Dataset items
START

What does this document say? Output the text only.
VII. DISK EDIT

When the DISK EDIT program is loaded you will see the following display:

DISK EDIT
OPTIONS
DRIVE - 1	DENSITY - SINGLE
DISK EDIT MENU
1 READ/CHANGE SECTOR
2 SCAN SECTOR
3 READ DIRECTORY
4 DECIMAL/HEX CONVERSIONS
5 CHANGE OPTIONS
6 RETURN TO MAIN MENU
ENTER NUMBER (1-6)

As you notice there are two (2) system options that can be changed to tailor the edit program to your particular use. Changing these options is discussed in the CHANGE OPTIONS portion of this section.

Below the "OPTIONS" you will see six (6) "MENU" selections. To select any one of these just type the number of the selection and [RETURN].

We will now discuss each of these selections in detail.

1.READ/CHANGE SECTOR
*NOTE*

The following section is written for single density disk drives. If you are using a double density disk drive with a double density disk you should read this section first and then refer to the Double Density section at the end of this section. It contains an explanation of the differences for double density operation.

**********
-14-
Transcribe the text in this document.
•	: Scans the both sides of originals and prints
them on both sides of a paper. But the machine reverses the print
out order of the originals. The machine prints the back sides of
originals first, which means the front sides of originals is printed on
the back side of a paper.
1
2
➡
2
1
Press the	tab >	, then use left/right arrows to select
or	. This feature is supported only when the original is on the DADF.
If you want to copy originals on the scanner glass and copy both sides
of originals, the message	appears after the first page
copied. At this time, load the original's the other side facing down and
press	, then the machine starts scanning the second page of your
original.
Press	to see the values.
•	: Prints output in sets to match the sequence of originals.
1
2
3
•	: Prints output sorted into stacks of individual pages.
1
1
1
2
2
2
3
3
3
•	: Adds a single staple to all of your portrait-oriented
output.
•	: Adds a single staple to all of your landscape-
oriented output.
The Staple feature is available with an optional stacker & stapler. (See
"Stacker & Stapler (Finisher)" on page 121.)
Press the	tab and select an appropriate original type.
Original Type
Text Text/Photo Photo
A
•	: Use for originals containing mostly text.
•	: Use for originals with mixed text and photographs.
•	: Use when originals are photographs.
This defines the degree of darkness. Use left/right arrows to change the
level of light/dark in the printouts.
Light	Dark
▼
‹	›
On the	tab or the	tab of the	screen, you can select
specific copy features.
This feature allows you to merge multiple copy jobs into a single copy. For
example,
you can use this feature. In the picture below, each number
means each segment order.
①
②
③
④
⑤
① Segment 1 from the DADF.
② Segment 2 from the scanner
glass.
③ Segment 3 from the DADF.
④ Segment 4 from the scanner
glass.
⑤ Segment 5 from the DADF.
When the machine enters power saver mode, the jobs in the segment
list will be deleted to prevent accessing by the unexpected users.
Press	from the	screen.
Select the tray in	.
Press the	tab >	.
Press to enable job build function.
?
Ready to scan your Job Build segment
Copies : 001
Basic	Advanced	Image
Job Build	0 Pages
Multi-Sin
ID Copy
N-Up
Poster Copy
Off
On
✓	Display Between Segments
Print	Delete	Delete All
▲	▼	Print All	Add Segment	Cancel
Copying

END

From the entries, report each line that includes the word "section".

As you notice there are two (2) system options that can be changed to tailor the edit program to your particular use. Changing these options is discussed in the CHANGE OPTIONS portion of this section.
The following section is written for single density disk drives. If you are using a double density disk drive with a double density disk you should read this section first and then refer to the Double Density section at the end of this section. It contains an explanation of the differences for double density operation.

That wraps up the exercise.